# WHAT YOU NEED TO DO
Could every line of the data be printed exactly as it reads?

# ENTRIES
--------------------

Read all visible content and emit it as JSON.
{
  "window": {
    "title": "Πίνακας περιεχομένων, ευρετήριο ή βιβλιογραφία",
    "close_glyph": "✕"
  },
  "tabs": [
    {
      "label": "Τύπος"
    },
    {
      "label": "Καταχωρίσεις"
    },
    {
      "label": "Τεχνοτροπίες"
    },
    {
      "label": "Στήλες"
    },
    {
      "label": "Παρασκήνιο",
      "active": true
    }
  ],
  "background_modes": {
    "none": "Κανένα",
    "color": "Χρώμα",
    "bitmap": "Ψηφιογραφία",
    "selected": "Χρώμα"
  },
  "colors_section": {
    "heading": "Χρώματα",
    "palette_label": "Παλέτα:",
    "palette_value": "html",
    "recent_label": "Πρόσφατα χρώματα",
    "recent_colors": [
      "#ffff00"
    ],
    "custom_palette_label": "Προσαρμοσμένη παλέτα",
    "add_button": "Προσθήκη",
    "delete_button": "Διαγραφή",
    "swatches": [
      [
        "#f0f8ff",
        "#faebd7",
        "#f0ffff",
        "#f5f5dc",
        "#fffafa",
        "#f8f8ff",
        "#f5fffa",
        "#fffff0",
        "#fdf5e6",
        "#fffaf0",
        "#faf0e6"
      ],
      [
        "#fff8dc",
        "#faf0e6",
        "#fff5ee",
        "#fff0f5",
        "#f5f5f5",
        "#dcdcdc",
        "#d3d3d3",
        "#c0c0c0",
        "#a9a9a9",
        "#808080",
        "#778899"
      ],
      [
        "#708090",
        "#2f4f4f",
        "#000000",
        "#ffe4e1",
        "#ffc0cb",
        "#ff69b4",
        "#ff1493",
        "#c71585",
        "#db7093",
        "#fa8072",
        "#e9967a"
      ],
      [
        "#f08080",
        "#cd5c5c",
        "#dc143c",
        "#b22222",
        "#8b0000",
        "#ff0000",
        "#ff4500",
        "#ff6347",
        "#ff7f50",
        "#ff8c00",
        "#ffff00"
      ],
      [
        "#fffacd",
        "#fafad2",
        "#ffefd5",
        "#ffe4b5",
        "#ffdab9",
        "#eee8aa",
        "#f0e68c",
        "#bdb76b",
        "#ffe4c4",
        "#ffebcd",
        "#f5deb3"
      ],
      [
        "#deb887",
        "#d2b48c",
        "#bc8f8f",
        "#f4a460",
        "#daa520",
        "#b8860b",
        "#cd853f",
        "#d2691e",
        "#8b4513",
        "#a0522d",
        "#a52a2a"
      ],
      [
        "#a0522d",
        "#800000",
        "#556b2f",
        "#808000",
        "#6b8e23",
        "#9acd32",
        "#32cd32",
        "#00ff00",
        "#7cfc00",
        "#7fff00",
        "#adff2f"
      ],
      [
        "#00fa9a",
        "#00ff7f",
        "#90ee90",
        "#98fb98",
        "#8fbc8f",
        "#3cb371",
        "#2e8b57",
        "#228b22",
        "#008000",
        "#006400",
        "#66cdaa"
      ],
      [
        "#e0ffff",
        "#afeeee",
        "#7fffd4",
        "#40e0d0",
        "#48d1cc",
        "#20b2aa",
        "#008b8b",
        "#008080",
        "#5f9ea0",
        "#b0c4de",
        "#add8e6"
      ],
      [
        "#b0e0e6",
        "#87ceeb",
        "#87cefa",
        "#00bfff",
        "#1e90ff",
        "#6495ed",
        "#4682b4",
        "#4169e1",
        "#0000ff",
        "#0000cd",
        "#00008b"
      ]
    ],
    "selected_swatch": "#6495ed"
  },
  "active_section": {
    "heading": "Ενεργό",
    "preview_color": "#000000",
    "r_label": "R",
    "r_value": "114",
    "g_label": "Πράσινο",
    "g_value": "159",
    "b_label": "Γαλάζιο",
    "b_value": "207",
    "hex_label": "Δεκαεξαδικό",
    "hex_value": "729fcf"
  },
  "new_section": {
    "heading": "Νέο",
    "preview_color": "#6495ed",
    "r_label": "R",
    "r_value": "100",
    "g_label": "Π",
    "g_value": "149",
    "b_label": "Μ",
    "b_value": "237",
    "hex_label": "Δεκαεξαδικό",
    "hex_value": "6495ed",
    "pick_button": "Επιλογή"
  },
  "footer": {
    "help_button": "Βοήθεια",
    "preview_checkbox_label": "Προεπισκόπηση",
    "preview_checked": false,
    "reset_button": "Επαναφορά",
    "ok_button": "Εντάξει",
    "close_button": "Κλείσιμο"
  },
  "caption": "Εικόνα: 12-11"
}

--------------------

# RESULT
Read all visible content and emit it as JSON.
{
  "window": {
    "title": "Πίνακας περιεχομένων, ευρετήριο ή βιβλιογραφία",
    "close_glyph": "✕"
  },
  "tabs": [
    {
      "label": "Τύπος"
    },
    {
      "label": "Καταχωρίσεις"
    },
    {
      "label": "Τεχνοτροπίες"
    },
    {
      "label": "Στήλες"
    },
    {
      "label": "Παρασκήνιο",
      "active": true
    }
  ],
  "background_modes": {
    "none": "Κανένα",
    "color": "Χρώμα",
    "bitmap": "Ψηφιογραφία",
    "selected": "Χρώμα"
  },
  "colors_section": {
    "heading": "Χρώματα",
    "palette_label": "Παλέτα:",
    "palette_value": "html",
    "recent_label": "Πρόσφατα χρώματα",
    "recent_colors": [
      "#ffff00"
    ],
    "custom_palette_label": "Προσαρμοσμένη παλέτα",
    "add_button": "Προσθήκη",
    "delete_button": "Διαγραφή",
    "swatches": [
      [
        "#f0f8ff",
        "#faebd7",
        "#f0ffff",
        "#f5f5dc",
        "#fffafa",
        "#f8f8ff",
        "#f5fffa",
        "#fffff0",
        "#fdf5e6",
        "#fffaf0",
        "#faf0e6"
      ],
      [
        "#fff8dc",
        "#faf0e6",
        "#fff5ee",
        "#fff0f5",
        "#f5f5f5",
        "#dcdcdc",
        "#d3d3d3",
        "#c0c0c0",
        "#a9a9a9",
        "#808080",
        "#778899"
      ],
      [
        "#708090",
        "#2f4f4f",
        "#000000",
        "#ffe4e1",
        "#ffc0cb",
        "#ff69b4",
        "#ff1493",
        "#c71585",
        "#db7093",
        "#fa8072",
        "#e9967a"
      ],
      [
        "#f08080",
        "#cd5c5c",
        "#dc143c",
        "#b22222",
        "#8b0000",
        "#ff0000",
        "#ff4500",
        "#ff6347",
        "#ff7f50",
        "#ff8c00",
        "#ffff00"
      ],
      [
        "#fffacd",
        "#fafad2",
        "#ffefd5",
        "#ffe4b5",
        "#ffdab9",
        "#eee8aa",
        "#f0e68c",
        "#bdb76b",
        "#ffe4c4",
        "#ffebcd",
        "#f5deb3"
      ],
      [
        "#deb887",
        "#d2b48c",
        "#bc8f8f",
        "#f4a460",
        "#daa520",
        "#b8860b",
        "#cd853f",
        "#d2691e",
        "#8b4513",
        "#a0522d",
        "#a52a2a"
      ],
      [
        "#a0522d",
        "#800000",
        "#556b2f",
        "#808000",
        "#6b8e23",
        "#9acd32",
        "#32cd32",
        "#00ff00",
        "#7cfc00",
        "#7fff00",
        "#adff2f"
      ],
      [
        "#00fa9a",
        "#00ff7f",
        "#90ee90",
        "#98fb98",
        "#8fbc8f",
        "#3cb371",
        "#2e8b57",
        "#228b22",
        "#008000",
        "#006400",
        "#66cdaa"
      ],
      [
        "#e0ffff",
        "#afeeee",
        "#7fffd4",
        "#40e0d0",
        "#48d1cc",
        "#20b2aa",
        "#008b8b",
        "#008080",
        "#5f9ea0",
        "#b0c4de",
        "#add8e6"
      ],
      [
        "#b0e0e6",
        "#87ceeb",
        "#87cefa",
        "#00bfff",
        "#1e90ff",
        "#6495ed",
        "#4682b4",
        "#4169e1",
        "#0000ff",
        "#0000cd",
        "#00008b"
      ]
    ],
    "selected_swatch": "#6495ed"
  },
  "active_section": {
    "heading": "Ενεργό",
    "preview_color": "#000000",
    "r_label": "R",
    "r_value": "114",
    "g_label": "Πράσινο",
    "g_value": "159",
    "b_label": "Γαλάζιο",
    "b_value": "207",
    "hex_label": "Δεκαεξαδικό",
    "hex_value": "729fcf"
  },
  "new_section": {
    "heading": "Νέο",
    "preview_color": "#6495ed",
    "r_label": "R",
    "r_value": "100",
    "g_label": "Π",
    "g_value": "149",
    "b_label": "Μ",
    "b_value": "237",
    "hex_label": "Δεκαεξαδικό",
    "hex_value": "6495ed",
    "pick_button": "Επιλογή"
  },
  "footer": {
    "help_button": "Βοήθεια",
    "preview_checkbox_label": "Προεπισκόπηση",
    "preview_checked": false,
    "reset_button": "Επαναφορά",
    "ok_button": "Εντάξει",
    "close_button": "Κλείσιμο"
  },
  "caption": "Εικόνα: 12-11"
}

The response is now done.